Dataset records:

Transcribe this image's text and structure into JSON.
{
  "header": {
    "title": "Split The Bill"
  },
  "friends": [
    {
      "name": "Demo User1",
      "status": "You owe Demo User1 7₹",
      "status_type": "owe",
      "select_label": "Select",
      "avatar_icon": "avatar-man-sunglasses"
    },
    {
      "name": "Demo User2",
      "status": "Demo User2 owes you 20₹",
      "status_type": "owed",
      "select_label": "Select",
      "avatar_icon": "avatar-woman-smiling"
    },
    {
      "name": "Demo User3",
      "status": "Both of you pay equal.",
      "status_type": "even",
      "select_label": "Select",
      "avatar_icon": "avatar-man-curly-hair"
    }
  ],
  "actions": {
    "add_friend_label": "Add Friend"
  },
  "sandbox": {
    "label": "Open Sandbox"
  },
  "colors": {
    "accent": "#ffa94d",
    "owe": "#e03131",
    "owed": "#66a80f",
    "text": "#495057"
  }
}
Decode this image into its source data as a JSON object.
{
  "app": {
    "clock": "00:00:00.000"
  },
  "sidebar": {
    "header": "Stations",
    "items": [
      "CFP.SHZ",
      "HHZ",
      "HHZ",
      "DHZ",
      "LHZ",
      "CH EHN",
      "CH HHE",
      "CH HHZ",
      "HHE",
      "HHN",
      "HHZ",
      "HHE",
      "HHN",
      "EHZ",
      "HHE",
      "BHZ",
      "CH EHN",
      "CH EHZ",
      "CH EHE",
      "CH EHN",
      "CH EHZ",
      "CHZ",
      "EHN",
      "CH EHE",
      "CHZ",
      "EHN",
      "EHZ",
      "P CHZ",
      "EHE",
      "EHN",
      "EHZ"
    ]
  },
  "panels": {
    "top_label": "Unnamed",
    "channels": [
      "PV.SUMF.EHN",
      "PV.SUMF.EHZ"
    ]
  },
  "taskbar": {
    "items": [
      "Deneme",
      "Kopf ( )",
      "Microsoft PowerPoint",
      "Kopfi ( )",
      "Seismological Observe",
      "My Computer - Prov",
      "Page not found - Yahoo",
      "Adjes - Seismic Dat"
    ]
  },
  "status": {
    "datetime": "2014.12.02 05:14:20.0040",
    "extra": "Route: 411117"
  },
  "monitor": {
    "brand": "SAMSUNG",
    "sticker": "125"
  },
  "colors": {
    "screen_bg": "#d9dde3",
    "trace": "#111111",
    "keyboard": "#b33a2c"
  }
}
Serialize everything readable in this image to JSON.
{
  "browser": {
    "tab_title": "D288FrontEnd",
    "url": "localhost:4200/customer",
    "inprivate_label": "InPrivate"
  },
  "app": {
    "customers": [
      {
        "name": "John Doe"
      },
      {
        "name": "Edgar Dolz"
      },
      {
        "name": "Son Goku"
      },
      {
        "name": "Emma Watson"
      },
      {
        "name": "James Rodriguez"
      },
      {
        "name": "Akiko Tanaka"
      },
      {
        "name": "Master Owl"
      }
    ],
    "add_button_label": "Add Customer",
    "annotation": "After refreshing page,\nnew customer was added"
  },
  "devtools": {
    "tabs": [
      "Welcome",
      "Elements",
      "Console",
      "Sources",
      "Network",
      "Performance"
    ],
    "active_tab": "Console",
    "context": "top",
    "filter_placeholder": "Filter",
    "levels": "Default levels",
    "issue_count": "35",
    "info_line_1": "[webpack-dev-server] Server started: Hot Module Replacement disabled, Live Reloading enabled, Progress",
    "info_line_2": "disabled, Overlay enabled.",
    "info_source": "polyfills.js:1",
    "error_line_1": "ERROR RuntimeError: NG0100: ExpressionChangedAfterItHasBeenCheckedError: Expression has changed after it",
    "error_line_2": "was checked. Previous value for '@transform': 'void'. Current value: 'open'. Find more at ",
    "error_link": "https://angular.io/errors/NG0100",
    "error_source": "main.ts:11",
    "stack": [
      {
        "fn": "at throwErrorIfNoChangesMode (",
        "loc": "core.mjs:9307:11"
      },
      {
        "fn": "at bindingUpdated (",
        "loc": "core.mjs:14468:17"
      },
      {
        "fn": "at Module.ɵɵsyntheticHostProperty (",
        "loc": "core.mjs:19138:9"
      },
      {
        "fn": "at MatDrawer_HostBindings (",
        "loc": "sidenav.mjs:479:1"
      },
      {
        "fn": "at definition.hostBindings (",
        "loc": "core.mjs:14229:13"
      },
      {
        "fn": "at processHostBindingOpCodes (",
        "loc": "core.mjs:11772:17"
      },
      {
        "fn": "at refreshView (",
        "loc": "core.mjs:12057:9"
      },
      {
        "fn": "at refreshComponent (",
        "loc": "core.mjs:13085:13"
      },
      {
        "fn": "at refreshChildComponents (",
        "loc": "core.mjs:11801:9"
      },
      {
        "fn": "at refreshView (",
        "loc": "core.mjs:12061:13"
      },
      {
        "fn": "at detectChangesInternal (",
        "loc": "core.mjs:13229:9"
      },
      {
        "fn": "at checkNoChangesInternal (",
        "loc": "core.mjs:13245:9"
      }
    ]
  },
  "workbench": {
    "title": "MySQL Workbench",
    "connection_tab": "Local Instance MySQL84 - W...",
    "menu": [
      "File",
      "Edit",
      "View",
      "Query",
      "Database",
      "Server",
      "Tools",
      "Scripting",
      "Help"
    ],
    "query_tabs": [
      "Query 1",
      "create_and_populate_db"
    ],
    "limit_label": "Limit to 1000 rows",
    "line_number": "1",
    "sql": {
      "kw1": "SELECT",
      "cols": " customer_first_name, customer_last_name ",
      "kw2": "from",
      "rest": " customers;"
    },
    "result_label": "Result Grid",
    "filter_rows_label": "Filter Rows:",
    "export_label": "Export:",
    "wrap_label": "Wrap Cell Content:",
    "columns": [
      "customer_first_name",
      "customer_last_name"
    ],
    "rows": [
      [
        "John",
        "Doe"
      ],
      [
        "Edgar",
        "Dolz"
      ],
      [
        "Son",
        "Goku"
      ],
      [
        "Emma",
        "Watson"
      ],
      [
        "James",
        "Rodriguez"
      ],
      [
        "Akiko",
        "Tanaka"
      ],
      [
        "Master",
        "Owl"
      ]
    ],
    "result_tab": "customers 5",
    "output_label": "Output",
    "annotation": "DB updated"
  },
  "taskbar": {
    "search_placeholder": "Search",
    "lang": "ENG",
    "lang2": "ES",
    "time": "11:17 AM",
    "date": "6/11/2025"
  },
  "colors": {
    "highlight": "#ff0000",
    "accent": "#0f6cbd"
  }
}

### Brief
State how many lines include the string "avatar". Give no other information.

### Result of the exercise
3